Stored records
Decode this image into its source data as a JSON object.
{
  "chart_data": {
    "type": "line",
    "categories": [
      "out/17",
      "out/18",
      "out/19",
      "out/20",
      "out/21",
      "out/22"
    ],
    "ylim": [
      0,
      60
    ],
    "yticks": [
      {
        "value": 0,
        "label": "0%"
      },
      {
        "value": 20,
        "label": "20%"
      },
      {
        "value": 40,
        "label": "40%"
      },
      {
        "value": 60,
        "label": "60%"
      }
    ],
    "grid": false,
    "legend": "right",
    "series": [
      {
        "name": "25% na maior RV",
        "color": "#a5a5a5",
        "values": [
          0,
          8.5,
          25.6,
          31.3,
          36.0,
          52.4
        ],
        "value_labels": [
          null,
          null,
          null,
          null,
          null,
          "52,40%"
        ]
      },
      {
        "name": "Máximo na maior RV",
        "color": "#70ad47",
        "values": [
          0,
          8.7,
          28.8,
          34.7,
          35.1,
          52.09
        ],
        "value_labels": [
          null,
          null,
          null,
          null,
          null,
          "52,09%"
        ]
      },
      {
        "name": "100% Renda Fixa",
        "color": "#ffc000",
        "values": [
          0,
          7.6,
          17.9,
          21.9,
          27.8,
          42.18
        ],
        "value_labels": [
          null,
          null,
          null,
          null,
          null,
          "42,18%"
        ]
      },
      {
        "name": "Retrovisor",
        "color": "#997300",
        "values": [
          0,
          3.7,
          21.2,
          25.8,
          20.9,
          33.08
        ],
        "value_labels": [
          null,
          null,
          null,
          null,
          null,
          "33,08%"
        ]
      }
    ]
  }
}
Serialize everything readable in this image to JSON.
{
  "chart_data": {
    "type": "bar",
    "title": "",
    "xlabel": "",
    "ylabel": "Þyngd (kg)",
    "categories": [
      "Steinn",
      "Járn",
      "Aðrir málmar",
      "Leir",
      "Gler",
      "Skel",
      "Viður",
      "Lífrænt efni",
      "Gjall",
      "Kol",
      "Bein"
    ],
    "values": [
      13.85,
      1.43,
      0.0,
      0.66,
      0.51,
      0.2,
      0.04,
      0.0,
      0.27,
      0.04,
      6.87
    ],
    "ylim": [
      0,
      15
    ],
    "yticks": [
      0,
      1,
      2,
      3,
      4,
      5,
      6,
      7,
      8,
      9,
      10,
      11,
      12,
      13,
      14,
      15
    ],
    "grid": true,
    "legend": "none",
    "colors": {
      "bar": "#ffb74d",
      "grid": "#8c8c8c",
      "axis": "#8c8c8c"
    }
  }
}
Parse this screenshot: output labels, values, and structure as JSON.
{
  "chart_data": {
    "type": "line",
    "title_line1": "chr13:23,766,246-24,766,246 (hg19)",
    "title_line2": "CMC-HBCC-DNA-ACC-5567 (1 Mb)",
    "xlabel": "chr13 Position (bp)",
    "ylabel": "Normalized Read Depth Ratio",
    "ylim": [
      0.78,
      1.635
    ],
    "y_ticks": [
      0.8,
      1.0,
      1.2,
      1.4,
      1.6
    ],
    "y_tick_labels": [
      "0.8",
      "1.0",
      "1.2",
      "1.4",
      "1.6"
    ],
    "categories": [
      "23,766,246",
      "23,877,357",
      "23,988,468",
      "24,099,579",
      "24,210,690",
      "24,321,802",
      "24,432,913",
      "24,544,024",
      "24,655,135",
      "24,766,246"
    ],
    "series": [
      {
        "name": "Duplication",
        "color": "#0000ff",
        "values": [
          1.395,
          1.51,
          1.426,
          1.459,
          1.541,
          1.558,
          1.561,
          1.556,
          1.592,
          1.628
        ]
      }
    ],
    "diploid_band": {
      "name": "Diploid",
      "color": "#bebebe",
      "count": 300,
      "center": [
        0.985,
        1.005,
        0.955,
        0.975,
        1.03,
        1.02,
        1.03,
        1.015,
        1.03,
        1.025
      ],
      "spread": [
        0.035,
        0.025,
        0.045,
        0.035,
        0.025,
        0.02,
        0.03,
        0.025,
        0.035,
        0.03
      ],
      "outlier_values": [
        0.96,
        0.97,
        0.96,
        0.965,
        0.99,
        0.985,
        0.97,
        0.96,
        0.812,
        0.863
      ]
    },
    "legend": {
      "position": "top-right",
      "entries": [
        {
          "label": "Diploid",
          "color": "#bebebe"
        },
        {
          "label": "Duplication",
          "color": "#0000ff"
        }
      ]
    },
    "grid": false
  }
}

Task to complete
Print the records above in full, exactly.

Problem solution
Decode this image into its source data as a JSON object.
{
  "chart_data": {
    "type": "line",
    "categories": [
      "out/17",
      "out/18",
      "out/19",
      "out/20",
      "out/21",
      "out/22"
    ],
    "ylim": [
      0,
      60
    ],
    "yticks": [
      {
        "value": 0,
        "label": "0%"
      },
      {
        "value": 20,
        "label": "20%"
      },
      {
        "value": 40,
        "label": "40%"
      },
      {
        "value": 60,
        "label": "60%"
      }
    ],
    "grid": false,
    "legend": "right",
    "series": [
      {
        "name": "25% na maior RV",
        "color": "#a5a5a5",
        "values": [
          0,
          8.5,
          25.6,
          31.3,
          36.0,
          52.4
        ],
        "value_labels": [
          null,
          null,
          null,
          null,
          null,
          "52,40%"
        ]
      },
      {
        "name": "Máximo na maior RV",
        "color": "#70ad47",
        "values": [
          0,
          8.7,
          28.8,
          34.7,
          35.1,
          52.09
        ],
        "value_labels": [
          null,
          null,
          null,
          null,
          null,
          "52,09%"
        ]
      },
      {
        "name": "100% Renda Fixa",
        "color": "#ffc000",
        "values": [
          0,
          7.6,
          17.9,
          21.9,
          27.8,
          42.18
        ],
        "value_labels": [
          null,
          null,
          null,
          null,
          null,
          "42,18%"
        ]
      },
      {
        "name": "Retrovisor",
        "color": "#997300",
        "values": [
          0,
          3.7,
          21.2,
          25.8,
          20.9,
          33.08
        ],
        "value_labels": [
          null,
          null,
          null,
          null,
          null,
          "33,08%"
        ]
      }
    ]
  }
}
Serialize everything readable in this image to JSON.
{
  "chart_data": {
    "type": "bar",
    "title": "",
    "xlabel": "",
    "ylabel": "Þyngd (kg)",
    "categories": [
      "Steinn",
      "Járn",
      "Aðrir málmar",
      "Leir",
      "Gler",
      "Skel",
      "Viður",
      "Lífrænt efni",
      "Gjall",
      "Kol",
      "Bein"
    ],
    "values": [
      13.85,
      1.43,
      0.0,
      0.66,
      0.51,
      0.2,
      0.04,
      0.0,
      0.27,
      0.04,
      6.87
    ],
    "ylim": [
      0,
      15
    ],
    "yticks": [
      0,
      1,
      2,
      3,
      4,
      5,
      6,
      7,
      8,
      9,
      10,
      11,
      12,
      13,
      14,
      15
    ],
    "grid": true,
    "legend": "none",
    "colors": {
      "bar": "#ffb74d",
      "grid": "#8c8c8c",
      "axis": "#8c8c8c"
    }
  }
}
Parse this screenshot: output labels, values, and structure as JSON.
{
  "chart_data": {
    "type": "line",
    "title_line1": "chr13:23,766,246-24,766,246 (hg19)",
    "title_line2": "CMC-HBCC-DNA-ACC-5567 (1 Mb)",
    "xlabel": "chr13 Position (bp)",
    "ylabel": "Normalized Read Depth Ratio",
    "ylim": [
      0.78,
      1.635
    ],
    "y_ticks": [
      0.8,
      1.0,
      1.2,
      1.4,
      1.6
    ],
    "y_tick_labels": [
      "0.8",
      "1.0",
      "1.2",
      "1.4",
      "1.6"
    ],
    "categories": [
      "23,766,246",
      "23,877,357",
      "23,988,468",
      "24,099,579",
      "24,210,690",
      "24,321,802",
      "24,432,913",
      "24,544,024",
      "24,655,135",
      "24,766,246"
    ],
    "series": [
      {
        "name": "Duplication",
        "color": "#0000ff",
        "values": [
          1.395,
          1.51,
          1.426,
          1.459,
          1.541,
          1.558,
          1.561,
          1.556,
          1.592,
          1.628
        ]
      }
    ],
    "diploid_band": {
      "name": "Diploid",
      "color": "#bebebe",
      "count": 300,
      "center": [
        0.985,
        1.005,
        0.955,
        0.975,
        1.03,
        1.02,
        1.03,
        1.015,
        1.03,
        1.025
      ],
      "spread": [
        0.035,
        0.025,
        0.045,
        0.035,
        0.025,
        0.02,
        0.03,
        0.025,
        0.035,
        0.03
      ],
      "outlier_values": [
        0.96,
        0.97,
        0.96,
        0.965,
        0.99,
        0.985,
        0.97,
        0.96,
        0.812,
        0.863
      ]
    },
    "legend": {
      "position": "top-right",
      "entries": [
        {
          "label": "Diploid",
          "color": "#bebebe"
        },
        {
          "label": "Duplication",
          "color": "#0000ff"
        }
      ]
    },
    "grid": false
  }
}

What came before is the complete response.